→ Recorded information:
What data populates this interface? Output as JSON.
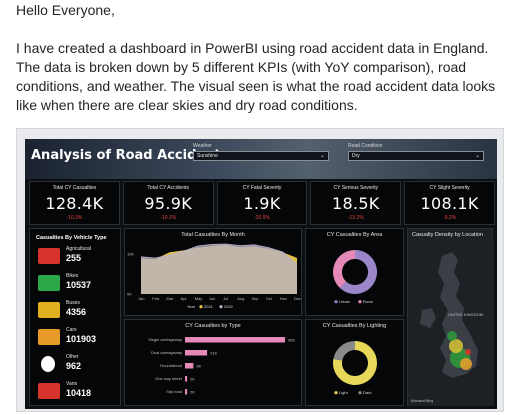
{
  "post": {
    "greeting": "Hello Everyone,",
    "body": "I have created a dashboard in PowerBI using road accident data in England. The data is broken down by 5 different KPIs (with YoY comparison), road conditions, and weather. The visual seen is what the road accident data looks like when there are clear skies and dry road conditions."
  },
  "dashboard": {
    "title": "Analysis of Road Accidents",
    "weather_label": "Weather",
    "weather_value": "Sunshine",
    "road_label": "Road Condition",
    "road_value": "Dry"
  },
  "kpis": [
    {
      "label": "Total CY Casualties",
      "value": "128.4K",
      "change": "-10.3%"
    },
    {
      "label": "Total CY Accidents",
      "value": "95.9K",
      "change": "-10.1%"
    },
    {
      "label": "CY Fatal Severity",
      "value": "1.9K",
      "change": "-20.9%"
    },
    {
      "label": "CY Serious Severity",
      "value": "18.5K",
      "change": "-13.2%"
    },
    {
      "label": "CY Slight Severity",
      "value": "108.1K",
      "change": "-9.2%"
    }
  ],
  "vehicles": {
    "title": "Casualties By Vehicle Type",
    "items": [
      {
        "name": "Agricultural",
        "value": "255",
        "color": "#d9342b"
      },
      {
        "name": "Bikes",
        "value": "10537",
        "color": "#2aa84a"
      },
      {
        "name": "Buses",
        "value": "4356",
        "color": "#e0b020"
      },
      {
        "name": "Cars",
        "value": "101903",
        "color": "#e89a28"
      },
      {
        "name": "Other",
        "value": "962",
        "color": "#ffffff"
      },
      {
        "name": "Vans",
        "value": "10418",
        "color": "#d9342b"
      }
    ]
  },
  "chart_data": [
    {
      "type": "area",
      "title": "Total Casualties By Month",
      "categories": [
        "Jan",
        "Feb",
        "Mar",
        "Apr",
        "May",
        "Jun",
        "Jul",
        "Aug",
        "Sep",
        "Oct",
        "Nov",
        "Dec"
      ],
      "y_ticks": [
        "10K",
        "0K"
      ],
      "ylim": [
        0,
        13000
      ],
      "legend_label": "Year",
      "legend_placement": "bottom",
      "series": [
        {
          "name": "2021",
          "color": "#e8c84a",
          "values": [
            8800,
            8600,
            10300,
            10800,
            11500,
            11900,
            12200,
            11600,
            11800,
            11200,
            10300,
            8900
          ]
        },
        {
          "name": "2022",
          "color": "#b9b2cc",
          "values": [
            9300,
            9000,
            9700,
            10700,
            12000,
            12400,
            12500,
            12100,
            12300,
            11600,
            10500,
            7400
          ]
        }
      ]
    },
    {
      "type": "pie",
      "title": "CY Casualties By Area",
      "legend_placement": "bottom",
      "series": [
        {
          "name": "Urban",
          "color": "#9a86c9",
          "value": 62
        },
        {
          "name": "Rural",
          "color": "#e58ab8",
          "value": 38
        }
      ]
    },
    {
      "type": "bar",
      "title": "CY Casualties by Type",
      "categories": [
        "Single carriageway",
        "Dual carriageway",
        "Roundabout",
        "One way street",
        "Slip road"
      ],
      "values": [
        95000,
        21000,
        8000,
        2000,
        2000
      ],
      "data_labels": [
        "95K",
        "21K",
        "8K",
        "2K",
        "2K"
      ],
      "color": "#e58ab8"
    },
    {
      "type": "pie",
      "title": "CY Casualties By Lighting",
      "legend_placement": "bottom",
      "series": [
        {
          "name": "Light",
          "color": "#e8d85a",
          "value": 78
        },
        {
          "name": "Dark",
          "color": "#8a8a8a",
          "value": 22
        }
      ]
    }
  ],
  "map": {
    "title": "Casualty Density by Location",
    "label": "UNITED KINGDOM",
    "footer": "Microsoft Bing"
  }
}
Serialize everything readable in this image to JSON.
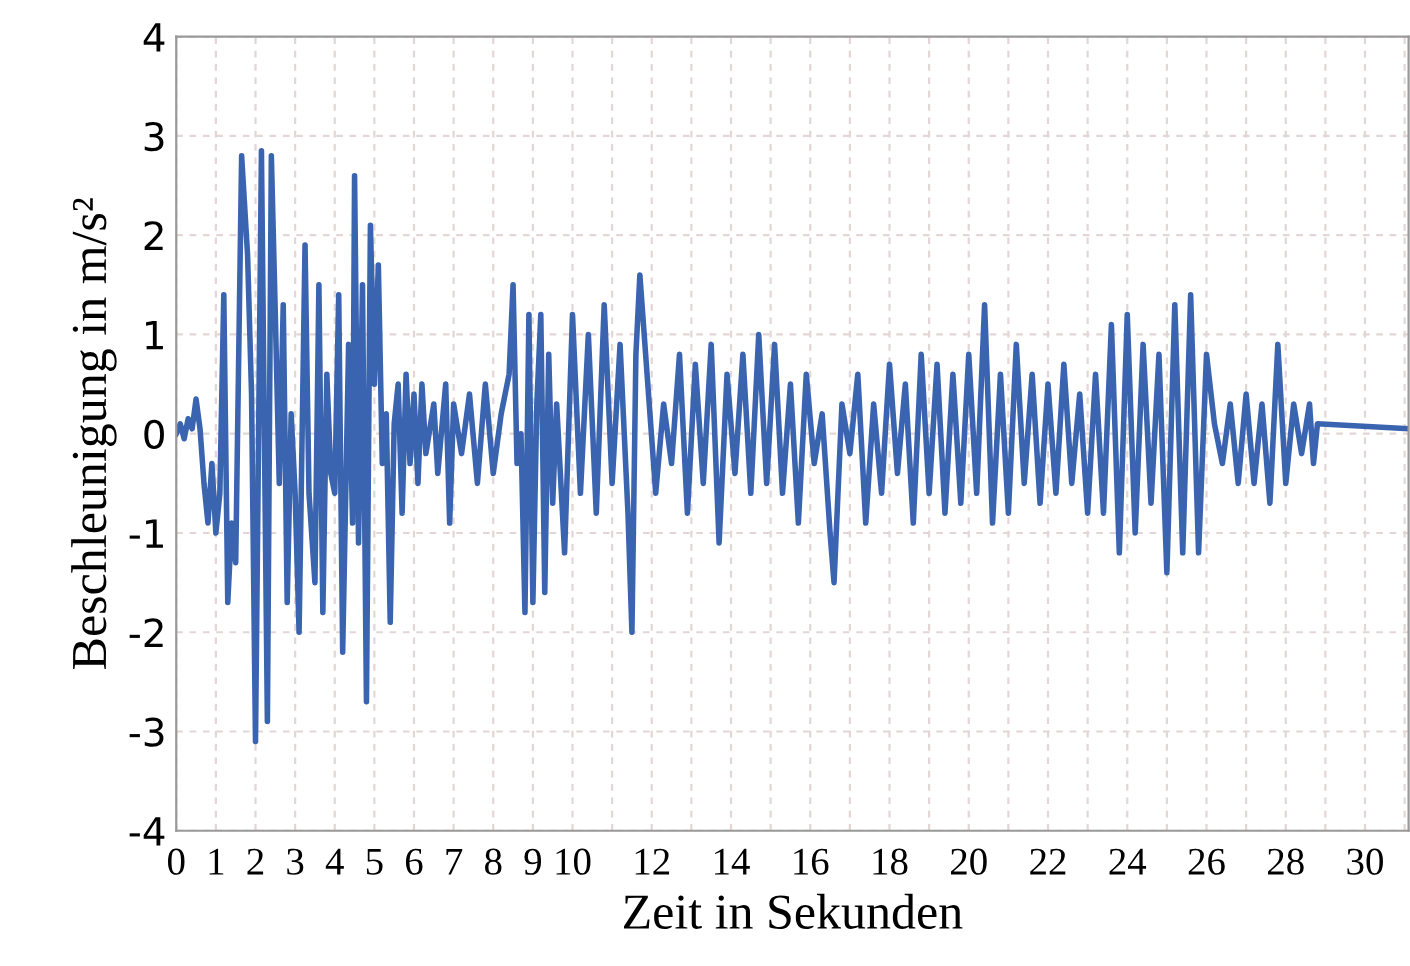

→ Aim:
Write out the listing above exactly as it stands, pictures excluded.

→ Answer for this exercise:
What data populates this interface? Output as JSON.
{
  "post": {
    "greeting": "Hello Everyone,",
    "body": "I have created a dashboard in PowerBI using road accident data in England. The data is broken down by 5 different KPIs (with YoY comparison), road conditions, and weather. The visual seen is what the road accident data looks like when there are clear skies and dry road conditions."
  },
  "dashboard": {
    "title": "Analysis of Road Accidents",
    "weather_label": "Weather",
    "weather_value": "Sunshine",
    "road_label": "Road Condition",
    "road_value": "Dry"
  },
  "kpis": [
    {
      "label": "Total CY Casualties",
      "value": "128.4K",
      "change": "-10.3%"
    },
    {
      "label": "Total CY Accidents",
      "value": "95.9K",
      "change": "-10.1%"
    },
    {
      "label": "CY Fatal Severity",
      "value": "1.9K",
      "change": "-20.9%"
    },
    {
      "label": "CY Serious Severity",
      "value": "18.5K",
      "change": "-13.2%"
    },
    {
      "label": "CY Slight Severity",
      "value": "108.1K",
      "change": "-9.2%"
    }
  ],
  "vehicles": {
    "title": "Casualties By Vehicle Type",
    "items": [
      {
        "name": "Agricultural",
        "value": "255",
        "color": "#d9342b"
      },
      {
        "name": "Bikes",
        "value": "10537",
        "color": "#2aa84a"
      },
      {
        "name": "Buses",
        "value": "4356",
        "color": "#e0b020"
      },
      {
        "name": "Cars",
        "value": "101903",
        "color": "#e89a28"
      },
      {
        "name": "Other",
        "value": "962",
        "color": "#ffffff"
      },
      {
        "name": "Vans",
        "value": "10418",
        "color": "#d9342b"
      }
    ]
  },
  "chart_data": [
    {
      "type": "area",
      "title": "Total Casualties By Month",
      "categories": [
        "Jan",
        "Feb",
        "Mar",
        "Apr",
        "May",
        "Jun",
        "Jul",
        "Aug",
        "Sep",
        "Oct",
        "Nov",
        "Dec"
      ],
      "y_ticks": [
        "10K",
        "0K"
      ],
      "ylim": [
        0,
        13000
      ],
      "legend_label": "Year",
      "legend_placement": "bottom",
      "series": [
        {
          "name": "2021",
          "color": "#e8c84a",
          "values": [
            8800,
            8600,
            10300,
            10800,
            11500,
            11900,
            12200,
            11600,
            11800,
            11200,
            10300,
            8900
          ]
        },
        {
          "name": "2022",
          "color": "#b9b2cc",
          "values": [
            9300,
            9000,
            9700,
            10700,
            12000,
            12400,
            12500,
            12100,
            12300,
            11600,
            10500,
            7400
          ]
        }
      ]
    },
    {
      "type": "pie",
      "title": "CY Casualties By Area",
      "legend_placement": "bottom",
      "series": [
        {
          "name": "Urban",
          "color": "#9a86c9",
          "value": 62
        },
        {
          "name": "Rural",
          "color": "#e58ab8",
          "value": 38
        }
      ]
    },
    {
      "type": "bar",
      "title": "CY Casualties by Type",
      "categories": [
        "Single carriageway",
        "Dual carriageway",
        "Roundabout",
        "One way street",
        "Slip road"
      ],
      "values": [
        95000,
        21000,
        8000,
        2000,
        2000
      ],
      "data_labels": [
        "95K",
        "21K",
        "8K",
        "2K",
        "2K"
      ],
      "color": "#e58ab8"
    },
    {
      "type": "pie",
      "title": "CY Casualties By Lighting",
      "legend_placement": "bottom",
      "series": [
        {
          "name": "Light",
          "color": "#e8d85a",
          "value": 78
        },
        {
          "name": "Dark",
          "color": "#8a8a8a",
          "value": 22
        }
      ]
    }
  ],
  "map": {
    "title": "Casualty Density by Location",
    "label": "UNITED KINGDOM",
    "footer": "Microsoft Bing"
  }
}
Serialize everything readable in this image to JSON.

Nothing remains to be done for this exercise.